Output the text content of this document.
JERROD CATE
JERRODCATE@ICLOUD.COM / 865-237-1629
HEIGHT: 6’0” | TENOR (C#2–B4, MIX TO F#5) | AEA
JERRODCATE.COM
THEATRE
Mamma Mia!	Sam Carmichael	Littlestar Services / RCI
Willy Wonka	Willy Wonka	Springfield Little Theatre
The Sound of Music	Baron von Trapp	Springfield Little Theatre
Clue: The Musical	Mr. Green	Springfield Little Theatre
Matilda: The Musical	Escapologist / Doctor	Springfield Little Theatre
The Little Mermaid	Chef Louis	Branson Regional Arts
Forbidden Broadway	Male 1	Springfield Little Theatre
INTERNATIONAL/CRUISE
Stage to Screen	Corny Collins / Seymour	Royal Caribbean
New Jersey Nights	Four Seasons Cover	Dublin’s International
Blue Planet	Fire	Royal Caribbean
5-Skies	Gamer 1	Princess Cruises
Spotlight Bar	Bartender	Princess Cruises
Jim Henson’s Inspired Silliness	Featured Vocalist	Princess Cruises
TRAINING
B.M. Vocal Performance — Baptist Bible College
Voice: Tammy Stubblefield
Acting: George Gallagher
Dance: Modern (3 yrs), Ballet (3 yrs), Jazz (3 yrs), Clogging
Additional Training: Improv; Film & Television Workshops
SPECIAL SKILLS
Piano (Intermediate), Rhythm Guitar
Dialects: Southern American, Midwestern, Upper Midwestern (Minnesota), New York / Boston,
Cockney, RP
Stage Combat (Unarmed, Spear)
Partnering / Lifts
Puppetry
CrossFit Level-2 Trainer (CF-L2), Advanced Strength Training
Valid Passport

**EXERCISE OBJECTIVE**. All entries must be repeated verbatim.

**FULL RESPONSE**.
Output the text content of this document.
JERROD CATE
JERRODCATE@ICLOUD.COM / 865-237-1629
HEIGHT: 6’0” | TENOR (C#2–B4, MIX TO F#5) | AEA
JERRODCATE.COM
THEATRE
Mamma Mia!	Sam Carmichael	Littlestar Services / RCI
Willy Wonka	Willy Wonka	Springfield Little Theatre
The Sound of Music	Baron von Trapp	Springfield Little Theatre
Clue: The Musical	Mr. Green	Springfield Little Theatre
Matilda: The Musical	Escapologist / Doctor	Springfield Little Theatre
The Little Mermaid	Chef Louis	Branson Regional Arts
Forbidden Broadway	Male 1	Springfield Little Theatre
INTERNATIONAL/CRUISE
Stage to Screen	Corny Collins / Seymour	Royal Caribbean
New Jersey Nights	Four Seasons Cover	Dublin’s International
Blue Planet	Fire	Royal Caribbean
5-Skies	Gamer 1	Princess Cruises
Spotlight Bar	Bartender	Princess Cruises
Jim Henson’s Inspired Silliness	Featured Vocalist	Princess Cruises
TRAINING
B.M. Vocal Performance — Baptist Bible College
Voice: Tammy Stubblefield
Acting: George Gallagher
Dance: Modern (3 yrs), Ballet (3 yrs), Jazz (3 yrs), Clogging
Additional Training: Improv; Film & Television Workshops
SPECIAL SKILLS
Piano (Intermediate), Rhythm Guitar
Dialects: Southern American, Midwestern, Upper Midwestern (Minnesota), New York / Boston,
Cockney, RP
Stage Combat (Unarmed, Spear)
Partnering / Lifts
Puppetry
CrossFit Level-2 Trainer (CF-L2), Advanced Strength Training
Valid Passport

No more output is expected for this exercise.